# WORK INSTRUCTIONS
Identify the lines that contain the word "краткое", then copy them.

━━ DATA RECORDS

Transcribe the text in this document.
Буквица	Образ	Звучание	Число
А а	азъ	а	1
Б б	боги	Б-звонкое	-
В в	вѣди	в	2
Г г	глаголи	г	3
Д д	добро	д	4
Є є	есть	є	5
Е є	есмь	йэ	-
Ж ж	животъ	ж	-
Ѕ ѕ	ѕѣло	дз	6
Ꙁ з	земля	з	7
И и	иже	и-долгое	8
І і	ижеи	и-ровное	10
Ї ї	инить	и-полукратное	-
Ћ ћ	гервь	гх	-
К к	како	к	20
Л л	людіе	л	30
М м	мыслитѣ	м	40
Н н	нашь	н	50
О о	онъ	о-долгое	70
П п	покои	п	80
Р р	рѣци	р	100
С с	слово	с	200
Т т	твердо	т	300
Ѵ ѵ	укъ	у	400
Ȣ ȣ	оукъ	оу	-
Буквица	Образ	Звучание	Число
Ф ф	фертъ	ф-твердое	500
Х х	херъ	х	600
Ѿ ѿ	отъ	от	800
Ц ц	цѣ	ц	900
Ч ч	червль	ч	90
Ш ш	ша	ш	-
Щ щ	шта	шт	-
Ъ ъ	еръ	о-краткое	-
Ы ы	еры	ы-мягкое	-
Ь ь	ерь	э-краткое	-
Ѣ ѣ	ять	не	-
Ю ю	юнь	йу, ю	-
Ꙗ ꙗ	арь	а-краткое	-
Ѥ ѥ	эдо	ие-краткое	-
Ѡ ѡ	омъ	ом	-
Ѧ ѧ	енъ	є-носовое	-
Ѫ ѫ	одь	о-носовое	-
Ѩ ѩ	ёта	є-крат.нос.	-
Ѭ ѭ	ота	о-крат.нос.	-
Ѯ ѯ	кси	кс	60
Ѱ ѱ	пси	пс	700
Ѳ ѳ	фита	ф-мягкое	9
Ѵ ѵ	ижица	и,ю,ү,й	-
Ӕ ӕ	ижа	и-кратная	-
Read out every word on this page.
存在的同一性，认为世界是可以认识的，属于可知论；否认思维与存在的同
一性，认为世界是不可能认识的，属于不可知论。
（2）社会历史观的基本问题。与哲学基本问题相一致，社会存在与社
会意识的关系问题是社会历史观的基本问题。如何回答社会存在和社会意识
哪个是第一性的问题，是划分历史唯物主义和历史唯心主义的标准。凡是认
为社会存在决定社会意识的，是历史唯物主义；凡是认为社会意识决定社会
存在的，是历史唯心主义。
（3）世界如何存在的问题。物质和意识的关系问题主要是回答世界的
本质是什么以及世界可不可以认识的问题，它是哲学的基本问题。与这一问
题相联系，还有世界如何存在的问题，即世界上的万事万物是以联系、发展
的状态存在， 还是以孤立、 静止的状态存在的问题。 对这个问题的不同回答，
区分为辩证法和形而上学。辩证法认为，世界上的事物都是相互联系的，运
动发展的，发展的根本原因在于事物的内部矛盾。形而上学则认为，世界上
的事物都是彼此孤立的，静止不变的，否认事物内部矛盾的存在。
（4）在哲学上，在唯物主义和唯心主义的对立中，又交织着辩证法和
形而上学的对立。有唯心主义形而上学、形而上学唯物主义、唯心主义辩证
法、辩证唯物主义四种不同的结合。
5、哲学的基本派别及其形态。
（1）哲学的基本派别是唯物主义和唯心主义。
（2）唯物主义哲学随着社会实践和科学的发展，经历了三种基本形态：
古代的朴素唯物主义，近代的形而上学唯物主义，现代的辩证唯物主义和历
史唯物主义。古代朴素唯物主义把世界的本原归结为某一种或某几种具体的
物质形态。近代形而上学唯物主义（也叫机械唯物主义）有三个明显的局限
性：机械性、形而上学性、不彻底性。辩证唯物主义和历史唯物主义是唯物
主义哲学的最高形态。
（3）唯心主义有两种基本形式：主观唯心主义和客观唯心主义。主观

━━━━

# SOLUTION TO THE EXERCISE
Ъ ъ	еръ	о-краткое	-
Ь ь	ерь	э-краткое	-
Ꙗ ꙗ	арь	а-краткое	-
Ѥ ѥ	эдо	ие-краткое	-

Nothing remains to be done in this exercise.